GIVEN INSTRUCTION:
Output all the entries word for word. Omit the pictures.

[start of DATA ROWS]

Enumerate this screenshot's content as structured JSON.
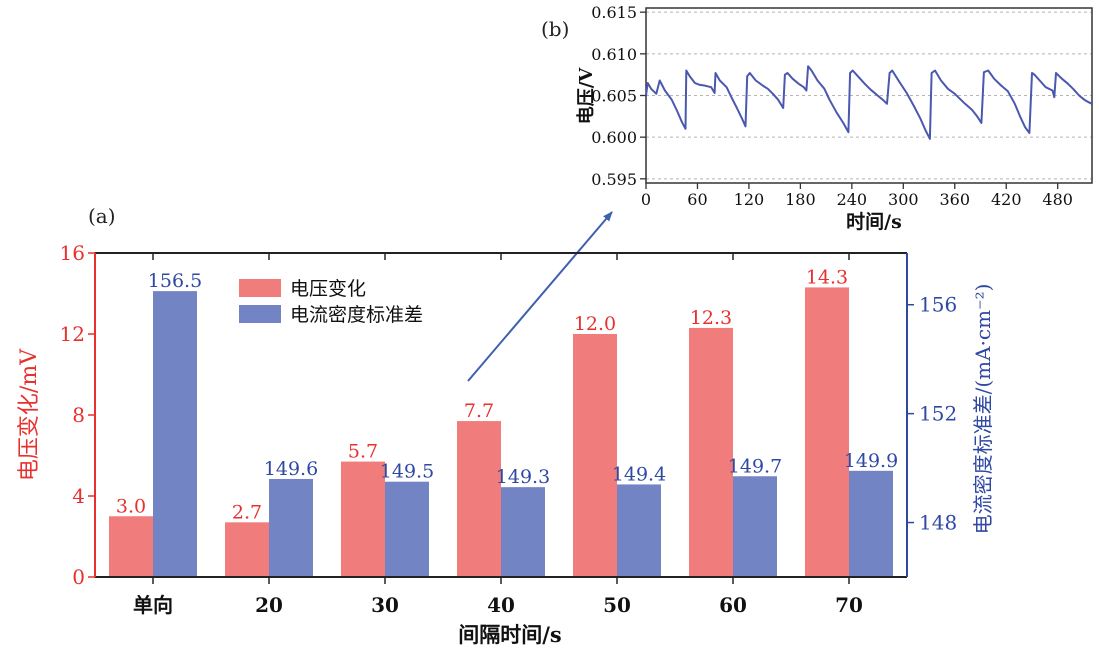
{
  "chart_data": [
    {
      "panel_label": "(a)",
      "type": "bar",
      "categories": [
        "单向",
        "20",
        "30",
        "40",
        "50",
        "60",
        "70"
      ],
      "series": [
        {
          "name": "电压变化",
          "axis": "left",
          "color": "#f07d7b",
          "values": [
            3.0,
            2.7,
            5.7,
            7.7,
            12.0,
            12.3,
            14.3
          ],
          "labels": [
            "3.0",
            "2.7",
            "5.7",
            "7.7",
            "12.0",
            "12.3",
            "14.3"
          ],
          "label_color": "#e8312e"
        },
        {
          "name": "电流密度标准差",
          "axis": "right",
          "color": "#7384c4",
          "values": [
            156.5,
            149.6,
            149.5,
            149.3,
            149.4,
            149.7,
            149.9
          ],
          "labels": [
            "156.5",
            "149.6",
            "149.5",
            "149.3",
            "149.4",
            "149.7",
            "149.9"
          ],
          "label_color": "#2e48a4"
        }
      ],
      "xlabel": "间隔时间/s",
      "ylabel_left": "电压变化/mV",
      "ylabel_right": "电流密度标准差/(mA·cm⁻²)",
      "ylim_left": [
        0,
        16
      ],
      "yticks_left": [
        "0",
        "4",
        "8",
        "12",
        "16"
      ],
      "ylim_right": [
        146,
        157.9
      ],
      "yticks_right": [
        "148",
        "152",
        "156"
      ],
      "legend": [
        "电压变化",
        "电流密度标准差"
      ],
      "legend_position": "top-left",
      "left_axis_color": "#e8312e",
      "right_axis_color": "#2e48a4"
    },
    {
      "panel_label": "(b)",
      "type": "line",
      "xlabel": "时间/s",
      "ylabel": "电压/V",
      "xlim": [
        0,
        520
      ],
      "ylim": [
        0.5945,
        0.6155
      ],
      "xticks": [
        "0",
        "60",
        "120",
        "180",
        "240",
        "300",
        "360",
        "420",
        "480"
      ],
      "yticks": [
        "0.595",
        "0.600",
        "0.605",
        "0.610",
        "0.615"
      ],
      "grid": true,
      "line_color": "#4a58b0",
      "series": [
        {
          "name": "电压",
          "x": [
            0,
            2,
            6,
            12,
            16,
            22,
            30,
            36,
            42,
            46,
            47,
            51,
            57,
            62,
            68,
            76,
            80,
            81,
            86,
            94,
            100,
            106,
            112,
            116,
            118,
            121,
            128,
            136,
            142,
            148,
            154,
            160,
            162,
            165,
            171,
            178,
            184,
            187,
            189,
            193,
            200,
            208,
            214,
            222,
            230,
            236,
            238,
            241,
            248,
            256,
            262,
            270,
            276,
            281,
            284,
            287,
            295,
            304,
            312,
            320,
            326,
            331,
            333,
            337,
            344,
            352,
            360,
            366,
            372,
            380,
            386,
            391,
            394,
            399,
            406,
            414,
            422,
            430,
            436,
            442,
            447,
            450,
            453,
            459,
            466,
            474,
            476,
            478,
            485,
            492,
            498,
            505,
            511,
            516,
            520
          ],
          "y": [
            0.605,
            0.6065,
            0.6058,
            0.6052,
            0.6068,
            0.6056,
            0.6045,
            0.6032,
            0.6018,
            0.601,
            0.608,
            0.6073,
            0.6065,
            0.6063,
            0.6062,
            0.606,
            0.6053,
            0.6077,
            0.6068,
            0.606,
            0.6047,
            0.6035,
            0.6022,
            0.6013,
            0.6073,
            0.6077,
            0.6068,
            0.6062,
            0.6058,
            0.6052,
            0.6045,
            0.6035,
            0.6075,
            0.6077,
            0.607,
            0.6064,
            0.606,
            0.6056,
            0.6085,
            0.608,
            0.6068,
            0.6058,
            0.6045,
            0.603,
            0.6017,
            0.6006,
            0.6077,
            0.608,
            0.6072,
            0.6063,
            0.6057,
            0.605,
            0.6045,
            0.604,
            0.6077,
            0.608,
            0.6067,
            0.6053,
            0.6038,
            0.6022,
            0.6008,
            0.5998,
            0.6077,
            0.608,
            0.6068,
            0.6058,
            0.6052,
            0.6046,
            0.604,
            0.6033,
            0.6025,
            0.6017,
            0.6078,
            0.608,
            0.607,
            0.6062,
            0.6055,
            0.604,
            0.6025,
            0.6012,
            0.6005,
            0.6077,
            0.6075,
            0.6068,
            0.606,
            0.6056,
            0.6048,
            0.6077,
            0.607,
            0.6064,
            0.6058,
            0.605,
            0.6045,
            0.6042,
            0.604
          ]
        }
      ]
    }
  ]
}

[end of DATA ROWS]

RESPONSE TO THIS TASK:
Enumerate this screenshot's content as structured JSON.
{
  "chart_data": [
    {
      "panel_label": "(a)",
      "type": "bar",
      "categories": [
        "单向",
        "20",
        "30",
        "40",
        "50",
        "60",
        "70"
      ],
      "series": [
        {
          "name": "电压变化",
          "axis": "left",
          "color": "#f07d7b",
          "values": [
            3.0,
            2.7,
            5.7,
            7.7,
            12.0,
            12.3,
            14.3
          ],
          "labels": [
            "3.0",
            "2.7",
            "5.7",
            "7.7",
            "12.0",
            "12.3",
            "14.3"
          ],
          "label_color": "#e8312e"
        },
        {
          "name": "电流密度标准差",
          "axis": "right",
          "color": "#7384c4",
          "values": [
            156.5,
            149.6,
            149.5,
            149.3,
            149.4,
            149.7,
            149.9
          ],
          "labels": [
            "156.5",
            "149.6",
            "149.5",
            "149.3",
            "149.4",
            "149.7",
            "149.9"
          ],
          "label_color": "#2e48a4"
        }
      ],
      "xlabel": "间隔时间/s",
      "ylabel_left": "电压变化/mV",
      "ylabel_right": "电流密度标准差/(mA·cm⁻²)",
      "ylim_left": [
        0,
        16
      ],
      "yticks_left": [
        "0",
        "4",
        "8",
        "12",
        "16"
      ],
      "ylim_right": [
        146,
        157.9
      ],
      "yticks_right": [
        "148",
        "152",
        "156"
      ],
      "legend": [
        "电压变化",
        "电流密度标准差"
      ],
      "legend_position": "top-left",
      "left_axis_color": "#e8312e",
      "right_axis_color": "#2e48a4"
    },
    {
      "panel_label": "(b)",
      "type": "line",
      "xlabel": "时间/s",
      "ylabel": "电压/V",
      "xlim": [
        0,
        520
      ],
      "ylim": [
        0.5945,
        0.6155
      ],
      "xticks": [
        "0",
        "60",
        "120",
        "180",
        "240",
        "300",
        "360",
        "420",
        "480"
      ],
      "yticks": [
        "0.595",
        "0.600",
        "0.605",
        "0.610",
        "0.615"
      ],
      "grid": true,
      "line_color": "#4a58b0",
      "series": [
        {
          "name": "电压",
          "x": [
            0,
            2,
            6,
            12,
            16,
            22,
            30,
            36,
            42,
            46,
            47,
            51,
            57,
            62,
            68,
            76,
            80,
            81,
            86,
            94,
            100,
            106,
            112,
            116,
            118,
            121,
            128,
            136,
            142,
            148,
            154,
            160,
            162,
            165,
            171,
            178,
            184,
            187,
            189,
            193,
            200,
            208,
            214,
            222,
            230,
            236,
            238,
            241,
            248,
            256,
            262,
            270,
            276,
            281,
            284,
            287,
            295,
            304,
            312,
            320,
            326,
            331,
            333,
            337,
            344,
            352,
            360,
            366,
            372,
            380,
            386,
            391,
            394,
            399,
            406,
            414,
            422,
            430,
            436,
            442,
            447,
            450,
            453,
            459,
            466,
            474,
            476,
            478,
            485,
            492,
            498,
            505,
            511,
            516,
            520
          ],
          "y": [
            0.605,
            0.6065,
            0.6058,
            0.6052,
            0.6068,
            0.6056,
            0.6045,
            0.6032,
            0.6018,
            0.601,
            0.608,
            0.6073,
            0.6065,
            0.6063,
            0.6062,
            0.606,
            0.6053,
            0.6077,
            0.6068,
            0.606,
            0.6047,
            0.6035,
            0.6022,
            0.6013,
            0.6073,
            0.6077,
            0.6068,
            0.6062,
            0.6058,
            0.6052,
            0.6045,
            0.6035,
            0.6075,
            0.6077,
            0.607,
            0.6064,
            0.606,
            0.6056,
            0.6085,
            0.608,
            0.6068,
            0.6058,
            0.6045,
            0.603,
            0.6017,
            0.6006,
            0.6077,
            0.608,
            0.6072,
            0.6063,
            0.6057,
            0.605,
            0.6045,
            0.604,
            0.6077,
            0.608,
            0.6067,
            0.6053,
            0.6038,
            0.6022,
            0.6008,
            0.5998,
            0.6077,
            0.608,
            0.6068,
            0.6058,
            0.6052,
            0.6046,
            0.604,
            0.6033,
            0.6025,
            0.6017,
            0.6078,
            0.608,
            0.607,
            0.6062,
            0.6055,
            0.604,
            0.6025,
            0.6012,
            0.6005,
            0.6077,
            0.6075,
            0.6068,
            0.606,
            0.6056,
            0.6048,
            0.6077,
            0.607,
            0.6064,
            0.6058,
            0.605,
            0.6045,
            0.6042,
            0.604
          ]
        }
      ]
    }
  ]
}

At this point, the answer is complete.